= What you have to do =
Tally the lines in the following entries that include the word "name"; state only the total.

Data entries for graphics
────
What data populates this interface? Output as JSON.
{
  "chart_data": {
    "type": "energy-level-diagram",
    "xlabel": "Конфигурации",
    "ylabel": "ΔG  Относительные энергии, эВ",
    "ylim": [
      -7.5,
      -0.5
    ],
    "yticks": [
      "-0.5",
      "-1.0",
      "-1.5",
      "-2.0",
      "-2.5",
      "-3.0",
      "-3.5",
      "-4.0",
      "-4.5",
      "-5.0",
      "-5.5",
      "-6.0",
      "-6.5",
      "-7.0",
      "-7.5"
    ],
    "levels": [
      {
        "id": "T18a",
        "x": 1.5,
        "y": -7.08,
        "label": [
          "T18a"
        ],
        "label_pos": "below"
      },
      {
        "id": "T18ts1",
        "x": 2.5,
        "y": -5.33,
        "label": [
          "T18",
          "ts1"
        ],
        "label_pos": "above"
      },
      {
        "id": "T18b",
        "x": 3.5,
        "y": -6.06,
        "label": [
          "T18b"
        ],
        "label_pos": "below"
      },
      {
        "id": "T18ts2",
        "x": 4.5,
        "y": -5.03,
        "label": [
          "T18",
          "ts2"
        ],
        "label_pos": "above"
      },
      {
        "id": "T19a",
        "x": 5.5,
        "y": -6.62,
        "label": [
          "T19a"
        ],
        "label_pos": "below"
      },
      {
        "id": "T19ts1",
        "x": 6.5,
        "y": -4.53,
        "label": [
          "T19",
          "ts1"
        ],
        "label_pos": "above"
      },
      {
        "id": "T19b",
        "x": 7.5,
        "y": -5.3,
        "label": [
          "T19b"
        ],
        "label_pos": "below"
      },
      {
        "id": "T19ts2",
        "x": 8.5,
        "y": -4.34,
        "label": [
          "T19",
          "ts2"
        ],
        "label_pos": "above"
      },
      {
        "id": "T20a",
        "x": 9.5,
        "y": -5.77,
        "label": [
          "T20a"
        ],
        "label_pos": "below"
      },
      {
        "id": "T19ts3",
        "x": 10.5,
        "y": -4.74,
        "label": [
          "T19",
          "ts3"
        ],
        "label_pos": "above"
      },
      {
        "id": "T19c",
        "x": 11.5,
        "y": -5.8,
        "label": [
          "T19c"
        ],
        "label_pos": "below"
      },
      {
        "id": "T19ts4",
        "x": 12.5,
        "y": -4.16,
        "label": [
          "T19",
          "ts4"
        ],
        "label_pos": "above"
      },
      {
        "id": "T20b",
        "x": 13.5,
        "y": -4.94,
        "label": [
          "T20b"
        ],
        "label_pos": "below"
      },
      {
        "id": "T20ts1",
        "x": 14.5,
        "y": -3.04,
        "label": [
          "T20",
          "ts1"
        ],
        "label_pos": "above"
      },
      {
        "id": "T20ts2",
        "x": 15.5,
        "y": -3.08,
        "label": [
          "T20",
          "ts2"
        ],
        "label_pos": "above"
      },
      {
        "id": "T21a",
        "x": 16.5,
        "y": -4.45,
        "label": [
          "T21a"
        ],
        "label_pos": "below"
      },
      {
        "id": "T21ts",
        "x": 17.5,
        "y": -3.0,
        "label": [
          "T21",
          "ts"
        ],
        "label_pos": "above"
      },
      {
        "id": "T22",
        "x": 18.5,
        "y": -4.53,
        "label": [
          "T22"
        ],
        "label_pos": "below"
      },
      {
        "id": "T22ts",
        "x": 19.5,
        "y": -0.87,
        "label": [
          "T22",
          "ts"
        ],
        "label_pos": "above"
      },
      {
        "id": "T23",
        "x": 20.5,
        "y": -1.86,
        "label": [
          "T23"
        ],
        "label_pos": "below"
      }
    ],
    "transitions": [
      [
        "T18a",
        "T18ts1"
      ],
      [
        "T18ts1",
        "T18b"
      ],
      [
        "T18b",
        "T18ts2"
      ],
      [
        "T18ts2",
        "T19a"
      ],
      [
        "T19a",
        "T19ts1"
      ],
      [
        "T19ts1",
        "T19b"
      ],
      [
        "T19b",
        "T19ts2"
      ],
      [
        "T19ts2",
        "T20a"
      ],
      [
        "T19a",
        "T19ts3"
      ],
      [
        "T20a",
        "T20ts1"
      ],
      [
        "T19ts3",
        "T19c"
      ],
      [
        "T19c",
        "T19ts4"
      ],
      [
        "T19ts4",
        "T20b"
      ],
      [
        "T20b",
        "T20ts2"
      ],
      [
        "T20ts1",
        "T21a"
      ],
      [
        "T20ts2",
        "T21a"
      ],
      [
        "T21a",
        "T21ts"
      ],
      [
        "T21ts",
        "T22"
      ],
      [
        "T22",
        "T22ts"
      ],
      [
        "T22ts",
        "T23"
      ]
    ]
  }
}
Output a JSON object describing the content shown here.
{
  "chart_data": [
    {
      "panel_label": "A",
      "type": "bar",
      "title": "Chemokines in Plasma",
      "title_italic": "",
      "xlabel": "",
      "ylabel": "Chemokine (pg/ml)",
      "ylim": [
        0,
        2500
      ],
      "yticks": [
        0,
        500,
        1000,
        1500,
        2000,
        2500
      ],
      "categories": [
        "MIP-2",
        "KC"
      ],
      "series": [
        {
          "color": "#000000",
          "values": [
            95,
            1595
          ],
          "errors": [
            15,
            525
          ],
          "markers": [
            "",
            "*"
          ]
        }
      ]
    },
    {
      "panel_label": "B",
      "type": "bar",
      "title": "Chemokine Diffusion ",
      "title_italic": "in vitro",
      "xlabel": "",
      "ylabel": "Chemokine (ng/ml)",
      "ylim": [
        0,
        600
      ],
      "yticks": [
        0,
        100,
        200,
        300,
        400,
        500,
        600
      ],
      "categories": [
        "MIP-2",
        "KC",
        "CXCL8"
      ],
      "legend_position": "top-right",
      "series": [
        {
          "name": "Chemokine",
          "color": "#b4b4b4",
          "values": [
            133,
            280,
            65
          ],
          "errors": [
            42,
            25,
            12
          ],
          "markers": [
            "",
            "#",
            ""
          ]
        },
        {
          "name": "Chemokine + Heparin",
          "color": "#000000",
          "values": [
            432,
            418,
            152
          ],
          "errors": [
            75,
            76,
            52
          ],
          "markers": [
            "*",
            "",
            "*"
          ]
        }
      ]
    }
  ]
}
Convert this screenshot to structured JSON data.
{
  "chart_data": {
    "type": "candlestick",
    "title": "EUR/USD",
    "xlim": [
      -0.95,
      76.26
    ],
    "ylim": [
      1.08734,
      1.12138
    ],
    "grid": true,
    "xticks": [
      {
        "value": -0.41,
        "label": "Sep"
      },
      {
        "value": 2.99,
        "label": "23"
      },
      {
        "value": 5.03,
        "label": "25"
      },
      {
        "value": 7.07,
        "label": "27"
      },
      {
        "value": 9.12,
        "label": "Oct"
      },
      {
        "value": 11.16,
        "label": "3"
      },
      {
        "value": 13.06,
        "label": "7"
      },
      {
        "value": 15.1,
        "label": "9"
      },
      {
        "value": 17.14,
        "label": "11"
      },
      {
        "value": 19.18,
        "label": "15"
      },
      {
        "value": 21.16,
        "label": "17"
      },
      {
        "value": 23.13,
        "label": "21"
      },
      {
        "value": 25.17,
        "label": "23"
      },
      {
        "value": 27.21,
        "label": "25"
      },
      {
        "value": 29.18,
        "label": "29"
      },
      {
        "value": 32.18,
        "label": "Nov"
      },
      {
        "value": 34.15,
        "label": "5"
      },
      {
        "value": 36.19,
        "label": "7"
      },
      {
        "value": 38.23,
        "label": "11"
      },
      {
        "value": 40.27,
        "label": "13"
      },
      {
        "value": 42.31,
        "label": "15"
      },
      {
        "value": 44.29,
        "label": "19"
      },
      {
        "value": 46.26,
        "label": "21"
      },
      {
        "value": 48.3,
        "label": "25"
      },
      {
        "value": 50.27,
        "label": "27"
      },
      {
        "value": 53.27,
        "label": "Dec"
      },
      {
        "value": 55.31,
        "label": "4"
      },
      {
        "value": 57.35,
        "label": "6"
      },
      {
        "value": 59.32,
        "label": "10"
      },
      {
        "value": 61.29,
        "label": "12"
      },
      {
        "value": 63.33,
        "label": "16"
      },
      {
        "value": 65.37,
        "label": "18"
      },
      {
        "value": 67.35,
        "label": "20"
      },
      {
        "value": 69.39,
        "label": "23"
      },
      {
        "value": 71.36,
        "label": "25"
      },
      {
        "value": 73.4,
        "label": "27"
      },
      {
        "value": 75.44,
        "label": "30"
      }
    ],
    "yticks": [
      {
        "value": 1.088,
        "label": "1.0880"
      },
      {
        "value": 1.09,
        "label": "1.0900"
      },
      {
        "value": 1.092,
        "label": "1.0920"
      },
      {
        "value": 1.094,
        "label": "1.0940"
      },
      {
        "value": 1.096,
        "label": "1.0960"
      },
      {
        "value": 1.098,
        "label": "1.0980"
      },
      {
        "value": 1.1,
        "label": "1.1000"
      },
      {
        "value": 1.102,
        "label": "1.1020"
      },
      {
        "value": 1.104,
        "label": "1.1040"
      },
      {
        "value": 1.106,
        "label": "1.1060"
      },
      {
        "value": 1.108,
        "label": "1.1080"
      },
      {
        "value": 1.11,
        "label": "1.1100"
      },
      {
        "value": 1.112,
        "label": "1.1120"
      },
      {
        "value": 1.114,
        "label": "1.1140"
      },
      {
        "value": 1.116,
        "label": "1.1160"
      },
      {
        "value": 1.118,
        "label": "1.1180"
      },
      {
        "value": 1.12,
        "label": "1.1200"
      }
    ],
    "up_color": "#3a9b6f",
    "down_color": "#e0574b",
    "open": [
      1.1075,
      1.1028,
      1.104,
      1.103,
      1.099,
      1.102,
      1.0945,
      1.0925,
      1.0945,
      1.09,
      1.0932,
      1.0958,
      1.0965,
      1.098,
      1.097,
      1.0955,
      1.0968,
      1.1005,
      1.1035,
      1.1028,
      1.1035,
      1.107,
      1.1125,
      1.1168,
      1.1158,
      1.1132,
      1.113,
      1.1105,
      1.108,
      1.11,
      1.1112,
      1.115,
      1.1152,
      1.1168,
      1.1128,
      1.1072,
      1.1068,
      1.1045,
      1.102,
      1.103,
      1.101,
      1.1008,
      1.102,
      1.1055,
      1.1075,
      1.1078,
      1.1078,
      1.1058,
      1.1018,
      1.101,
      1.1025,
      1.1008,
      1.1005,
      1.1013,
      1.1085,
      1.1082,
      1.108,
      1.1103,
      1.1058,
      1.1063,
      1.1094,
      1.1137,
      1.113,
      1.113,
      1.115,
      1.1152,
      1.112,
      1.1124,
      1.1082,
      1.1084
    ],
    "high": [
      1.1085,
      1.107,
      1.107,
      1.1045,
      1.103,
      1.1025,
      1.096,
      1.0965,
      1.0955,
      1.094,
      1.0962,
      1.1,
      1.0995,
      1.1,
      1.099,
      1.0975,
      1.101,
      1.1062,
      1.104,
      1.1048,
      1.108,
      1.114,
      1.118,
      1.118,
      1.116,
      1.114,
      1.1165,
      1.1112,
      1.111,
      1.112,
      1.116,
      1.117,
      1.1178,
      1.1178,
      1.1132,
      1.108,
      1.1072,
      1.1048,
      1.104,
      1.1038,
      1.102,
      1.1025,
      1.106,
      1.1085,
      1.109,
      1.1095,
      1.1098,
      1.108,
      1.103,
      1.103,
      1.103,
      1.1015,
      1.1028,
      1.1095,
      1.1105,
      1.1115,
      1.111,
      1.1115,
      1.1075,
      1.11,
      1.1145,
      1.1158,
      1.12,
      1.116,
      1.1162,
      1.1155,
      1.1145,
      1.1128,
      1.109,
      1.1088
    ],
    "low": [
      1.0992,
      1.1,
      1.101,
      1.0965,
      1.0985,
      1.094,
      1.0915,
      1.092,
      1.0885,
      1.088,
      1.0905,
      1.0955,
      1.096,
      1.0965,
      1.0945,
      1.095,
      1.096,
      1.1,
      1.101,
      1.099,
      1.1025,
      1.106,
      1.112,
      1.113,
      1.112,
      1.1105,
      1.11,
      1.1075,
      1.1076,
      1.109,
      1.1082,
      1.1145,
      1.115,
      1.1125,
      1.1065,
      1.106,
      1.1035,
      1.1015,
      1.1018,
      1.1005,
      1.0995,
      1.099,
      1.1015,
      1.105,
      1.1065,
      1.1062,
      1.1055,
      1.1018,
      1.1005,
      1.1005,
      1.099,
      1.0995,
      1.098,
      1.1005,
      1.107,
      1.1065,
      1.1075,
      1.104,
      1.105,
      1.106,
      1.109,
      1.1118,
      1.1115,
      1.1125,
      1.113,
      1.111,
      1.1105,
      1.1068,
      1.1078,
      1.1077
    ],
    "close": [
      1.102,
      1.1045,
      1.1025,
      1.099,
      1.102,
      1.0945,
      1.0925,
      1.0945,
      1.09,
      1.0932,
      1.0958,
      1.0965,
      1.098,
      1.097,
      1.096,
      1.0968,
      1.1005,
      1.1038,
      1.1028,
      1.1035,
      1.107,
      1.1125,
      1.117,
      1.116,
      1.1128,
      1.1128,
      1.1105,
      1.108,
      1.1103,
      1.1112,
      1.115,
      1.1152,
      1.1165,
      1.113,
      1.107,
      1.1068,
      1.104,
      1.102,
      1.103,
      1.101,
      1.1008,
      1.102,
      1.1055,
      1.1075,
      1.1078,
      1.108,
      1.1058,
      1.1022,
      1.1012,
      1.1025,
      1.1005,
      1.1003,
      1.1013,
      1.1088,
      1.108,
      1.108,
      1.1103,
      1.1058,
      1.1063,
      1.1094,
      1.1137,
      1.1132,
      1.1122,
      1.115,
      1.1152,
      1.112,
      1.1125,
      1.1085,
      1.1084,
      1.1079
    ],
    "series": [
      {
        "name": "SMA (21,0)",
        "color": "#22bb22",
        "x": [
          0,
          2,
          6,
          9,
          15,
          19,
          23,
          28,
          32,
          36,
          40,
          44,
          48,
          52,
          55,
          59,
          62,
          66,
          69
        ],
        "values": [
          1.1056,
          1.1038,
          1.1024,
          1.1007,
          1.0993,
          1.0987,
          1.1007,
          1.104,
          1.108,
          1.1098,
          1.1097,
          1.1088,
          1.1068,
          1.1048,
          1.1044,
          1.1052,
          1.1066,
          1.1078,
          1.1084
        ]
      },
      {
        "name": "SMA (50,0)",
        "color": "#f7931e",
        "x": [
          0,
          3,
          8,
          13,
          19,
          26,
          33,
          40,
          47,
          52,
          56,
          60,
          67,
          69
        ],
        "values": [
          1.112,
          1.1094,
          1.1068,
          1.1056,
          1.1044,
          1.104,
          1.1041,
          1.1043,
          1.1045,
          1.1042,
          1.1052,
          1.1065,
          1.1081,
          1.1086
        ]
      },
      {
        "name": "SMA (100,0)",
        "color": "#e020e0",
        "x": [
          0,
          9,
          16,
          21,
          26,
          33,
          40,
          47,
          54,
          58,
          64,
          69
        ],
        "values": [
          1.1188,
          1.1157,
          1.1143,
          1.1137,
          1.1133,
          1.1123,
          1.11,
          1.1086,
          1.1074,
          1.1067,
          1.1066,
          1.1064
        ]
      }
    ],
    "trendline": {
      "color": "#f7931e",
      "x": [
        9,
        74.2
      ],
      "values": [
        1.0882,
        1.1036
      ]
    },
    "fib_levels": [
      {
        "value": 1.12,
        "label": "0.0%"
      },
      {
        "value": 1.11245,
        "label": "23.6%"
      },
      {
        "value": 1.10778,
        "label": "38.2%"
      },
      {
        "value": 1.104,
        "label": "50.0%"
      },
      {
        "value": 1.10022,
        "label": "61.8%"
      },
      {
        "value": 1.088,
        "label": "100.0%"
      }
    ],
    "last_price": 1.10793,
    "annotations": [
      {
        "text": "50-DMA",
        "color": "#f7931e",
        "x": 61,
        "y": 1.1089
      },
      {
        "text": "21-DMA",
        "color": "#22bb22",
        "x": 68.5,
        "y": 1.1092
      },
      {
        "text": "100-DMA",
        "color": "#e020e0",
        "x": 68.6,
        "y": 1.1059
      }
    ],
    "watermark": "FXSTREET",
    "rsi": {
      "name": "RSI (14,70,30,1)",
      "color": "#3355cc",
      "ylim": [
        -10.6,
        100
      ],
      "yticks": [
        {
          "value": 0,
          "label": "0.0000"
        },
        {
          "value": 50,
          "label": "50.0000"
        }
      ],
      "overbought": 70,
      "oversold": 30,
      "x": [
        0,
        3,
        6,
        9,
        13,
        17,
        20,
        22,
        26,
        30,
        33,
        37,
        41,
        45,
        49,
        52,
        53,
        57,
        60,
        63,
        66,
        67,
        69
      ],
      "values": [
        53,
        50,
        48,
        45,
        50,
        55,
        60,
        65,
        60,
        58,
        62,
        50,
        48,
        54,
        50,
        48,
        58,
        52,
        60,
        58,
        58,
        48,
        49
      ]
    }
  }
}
────
= Solution to this exercise =
6